Stored items from a collection
════════════════════

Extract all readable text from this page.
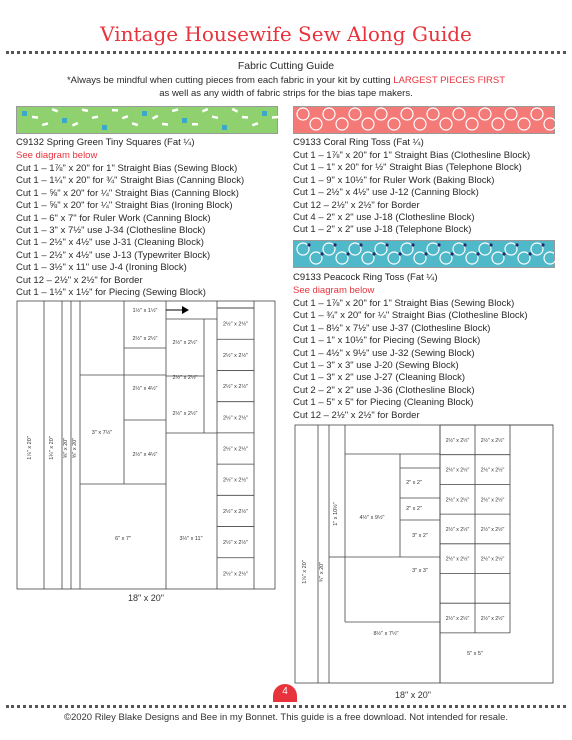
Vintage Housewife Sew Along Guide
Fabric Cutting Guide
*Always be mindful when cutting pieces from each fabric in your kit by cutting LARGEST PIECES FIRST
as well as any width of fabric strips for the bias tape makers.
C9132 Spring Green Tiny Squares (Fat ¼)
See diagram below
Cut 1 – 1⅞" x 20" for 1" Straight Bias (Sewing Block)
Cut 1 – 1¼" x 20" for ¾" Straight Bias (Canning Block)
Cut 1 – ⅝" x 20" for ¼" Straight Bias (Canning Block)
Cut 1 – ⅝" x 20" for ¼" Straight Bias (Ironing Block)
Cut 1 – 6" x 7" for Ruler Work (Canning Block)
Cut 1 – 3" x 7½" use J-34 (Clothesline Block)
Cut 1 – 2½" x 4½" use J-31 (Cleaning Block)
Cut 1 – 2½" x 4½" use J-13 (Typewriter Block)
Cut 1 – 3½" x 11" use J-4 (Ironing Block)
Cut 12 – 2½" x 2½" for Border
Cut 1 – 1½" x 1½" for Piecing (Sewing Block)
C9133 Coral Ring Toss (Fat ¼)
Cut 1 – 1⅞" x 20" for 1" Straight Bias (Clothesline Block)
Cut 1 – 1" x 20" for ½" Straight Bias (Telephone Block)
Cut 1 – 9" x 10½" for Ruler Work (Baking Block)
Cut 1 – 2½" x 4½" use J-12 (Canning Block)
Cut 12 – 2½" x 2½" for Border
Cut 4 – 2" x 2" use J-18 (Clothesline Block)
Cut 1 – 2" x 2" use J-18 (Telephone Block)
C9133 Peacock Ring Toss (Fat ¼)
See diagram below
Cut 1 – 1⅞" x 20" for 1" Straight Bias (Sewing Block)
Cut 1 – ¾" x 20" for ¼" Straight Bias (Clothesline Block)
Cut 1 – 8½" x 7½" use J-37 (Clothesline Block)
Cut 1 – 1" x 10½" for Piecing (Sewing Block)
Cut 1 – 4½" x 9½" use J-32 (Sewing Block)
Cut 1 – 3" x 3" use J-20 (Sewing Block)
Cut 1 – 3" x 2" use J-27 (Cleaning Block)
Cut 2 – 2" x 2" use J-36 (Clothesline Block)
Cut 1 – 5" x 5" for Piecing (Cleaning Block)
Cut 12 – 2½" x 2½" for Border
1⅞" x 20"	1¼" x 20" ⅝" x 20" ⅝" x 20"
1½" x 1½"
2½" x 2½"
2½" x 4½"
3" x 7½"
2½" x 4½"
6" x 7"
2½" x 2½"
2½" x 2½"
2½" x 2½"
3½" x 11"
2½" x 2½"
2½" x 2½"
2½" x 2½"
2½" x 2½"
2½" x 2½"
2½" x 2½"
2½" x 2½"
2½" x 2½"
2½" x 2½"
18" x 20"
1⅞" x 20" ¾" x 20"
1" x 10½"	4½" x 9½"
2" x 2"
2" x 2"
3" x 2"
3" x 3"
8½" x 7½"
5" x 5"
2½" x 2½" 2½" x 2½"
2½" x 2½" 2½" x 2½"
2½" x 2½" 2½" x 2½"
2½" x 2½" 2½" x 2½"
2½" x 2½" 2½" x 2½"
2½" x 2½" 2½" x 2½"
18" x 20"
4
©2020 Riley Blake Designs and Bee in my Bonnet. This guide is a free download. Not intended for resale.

════════════════════

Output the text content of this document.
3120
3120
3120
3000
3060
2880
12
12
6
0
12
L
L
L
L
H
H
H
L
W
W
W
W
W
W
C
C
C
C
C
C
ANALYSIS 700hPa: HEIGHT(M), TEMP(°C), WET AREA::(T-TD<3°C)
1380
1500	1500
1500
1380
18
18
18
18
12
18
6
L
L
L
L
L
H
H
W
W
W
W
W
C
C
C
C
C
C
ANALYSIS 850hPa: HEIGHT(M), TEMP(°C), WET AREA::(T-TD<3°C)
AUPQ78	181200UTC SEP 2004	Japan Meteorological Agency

════════════════════

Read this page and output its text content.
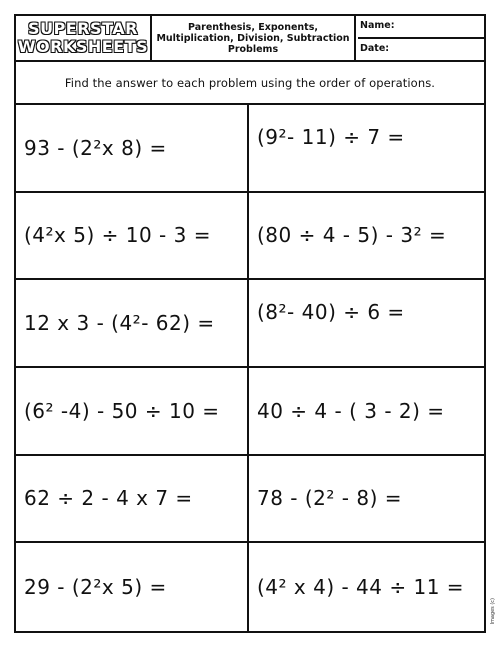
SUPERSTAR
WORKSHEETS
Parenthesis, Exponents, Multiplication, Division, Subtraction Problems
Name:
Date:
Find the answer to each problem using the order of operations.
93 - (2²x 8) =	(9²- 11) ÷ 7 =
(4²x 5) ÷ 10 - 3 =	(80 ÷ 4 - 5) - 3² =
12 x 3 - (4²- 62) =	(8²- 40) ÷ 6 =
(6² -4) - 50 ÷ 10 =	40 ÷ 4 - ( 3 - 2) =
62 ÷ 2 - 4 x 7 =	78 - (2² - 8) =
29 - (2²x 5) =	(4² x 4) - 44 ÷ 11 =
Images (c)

════════════════════

### PROBLEM TO WORK ON
Copy out every line that includes the word "Canning".

### TASK SOLUTION
Cut 1 – 1¼" x 20" for ¾" Straight Bias (Canning Block)
Cut 1 – ⅝" x 20" for ¼" Straight Bias (Canning Block)
Cut 1 – 6" x 7" for Ruler Work (Canning Block)
Cut 1 – 2½" x 4½" use J-12 (Canning Block)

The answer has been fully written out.